#### Figure record listings
[START]

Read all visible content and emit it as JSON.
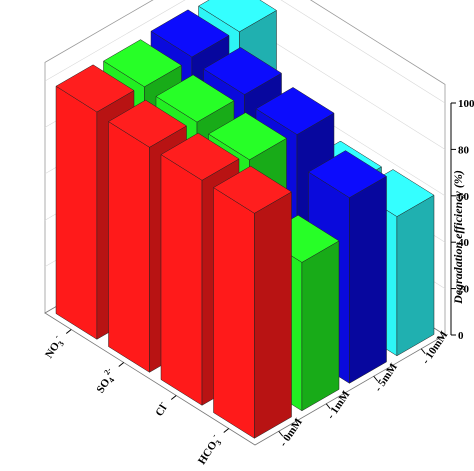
{
  "chart_data": {
    "type": "bar3d",
    "title": "",
    "zlabel": "Degradation efficiency (%)",
    "zlim": [
      0,
      100
    ],
    "z_ticks": [
      "0",
      "20",
      "40",
      "60",
      "80",
      "100"
    ],
    "anions": [
      {
        "main": "NO",
        "sub": "3",
        "sup": "-"
      },
      {
        "main": "SO",
        "sub": "4",
        "sup": "2-"
      },
      {
        "main": "Cl",
        "sub": "",
        "sup": "-"
      },
      {
        "main": "HCO",
        "sub": "3",
        "sup": "-"
      }
    ],
    "concentrations": [
      "0mM",
      "1mM",
      "5mM",
      "10mM"
    ],
    "colors": [
      "#ff1a1a",
      "#22ee22",
      "#0a0adc",
      "#2df5f5"
    ],
    "values": [
      [
        98,
        97,
        98,
        97
      ],
      [
        97,
        96,
        96,
        62
      ],
      [
        97,
        94,
        93,
        58
      ],
      [
        97,
        64,
        80,
        60
      ]
    ]
  }
}
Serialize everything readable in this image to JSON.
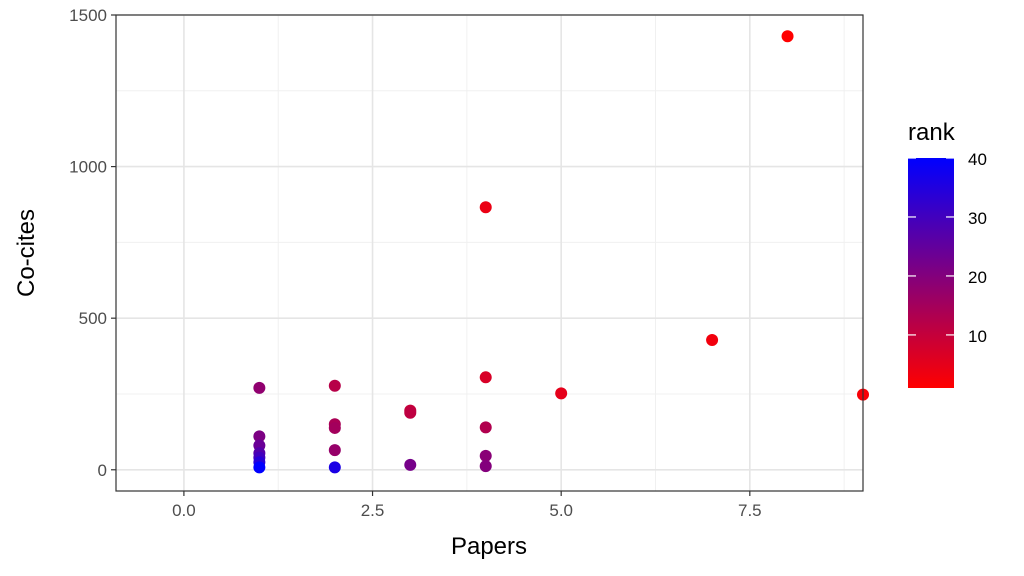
{
  "chart_data": {
    "type": "scatter",
    "xlabel": "Papers",
    "ylabel": "Co-cites",
    "xlim": [
      -0.9,
      9.0
    ],
    "ylim": [
      -70,
      1500
    ],
    "x_ticks": [
      0.0,
      2.5,
      5.0,
      7.5
    ],
    "x_tick_labels": [
      "0.0",
      "2.5",
      "5.0",
      "7.5"
    ],
    "y_ticks": [
      0,
      500,
      1000,
      1500
    ],
    "y_tick_labels": [
      "0",
      "500",
      "1000",
      "1500"
    ],
    "grid": true,
    "legend": {
      "title": "rank",
      "position": "right",
      "scale": "continuous",
      "low_color": "#ff0000",
      "high_color": "#0000ff",
      "range": [
        1,
        40
      ],
      "ticks": [
        10,
        20,
        30,
        40
      ],
      "tick_labels": [
        "10",
        "20",
        "30",
        "40"
      ]
    },
    "points": [
      {
        "x": 8,
        "y": 1430,
        "rank": 1
      },
      {
        "x": 9,
        "y": 248,
        "rank": 2
      },
      {
        "x": 7,
        "y": 428,
        "rank": 3
      },
      {
        "x": 4,
        "y": 866,
        "rank": 4
      },
      {
        "x": 5,
        "y": 252,
        "rank": 5
      },
      {
        "x": 4,
        "y": 305,
        "rank": 7
      },
      {
        "x": 3,
        "y": 195,
        "rank": 10
      },
      {
        "x": 3,
        "y": 188,
        "rank": 11
      },
      {
        "x": 2,
        "y": 277,
        "rank": 12
      },
      {
        "x": 4,
        "y": 140,
        "rank": 13
      },
      {
        "x": 2,
        "y": 150,
        "rank": 14
      },
      {
        "x": 2,
        "y": 138,
        "rank": 15
      },
      {
        "x": 2,
        "y": 65,
        "rank": 17
      },
      {
        "x": 1,
        "y": 270,
        "rank": 18
      },
      {
        "x": 4,
        "y": 46,
        "rank": 19
      },
      {
        "x": 4,
        "y": 12,
        "rank": 20
      },
      {
        "x": 3,
        "y": 16,
        "rank": 22
      },
      {
        "x": 1,
        "y": 110,
        "rank": 21
      },
      {
        "x": 1,
        "y": 80,
        "rank": 24
      },
      {
        "x": 1,
        "y": 55,
        "rank": 27
      },
      {
        "x": 1,
        "y": 40,
        "rank": 30
      },
      {
        "x": 1,
        "y": 25,
        "rank": 34
      },
      {
        "x": 2,
        "y": 8,
        "rank": 36
      },
      {
        "x": 1,
        "y": 8,
        "rank": 40
      }
    ]
  }
}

[END]

#### Task directions
Copy the lines from the entries above in which the word "JSON" appears.

#### Reply
Read all visible content and emit it as JSON.
Serialize everything readable in this image to JSON.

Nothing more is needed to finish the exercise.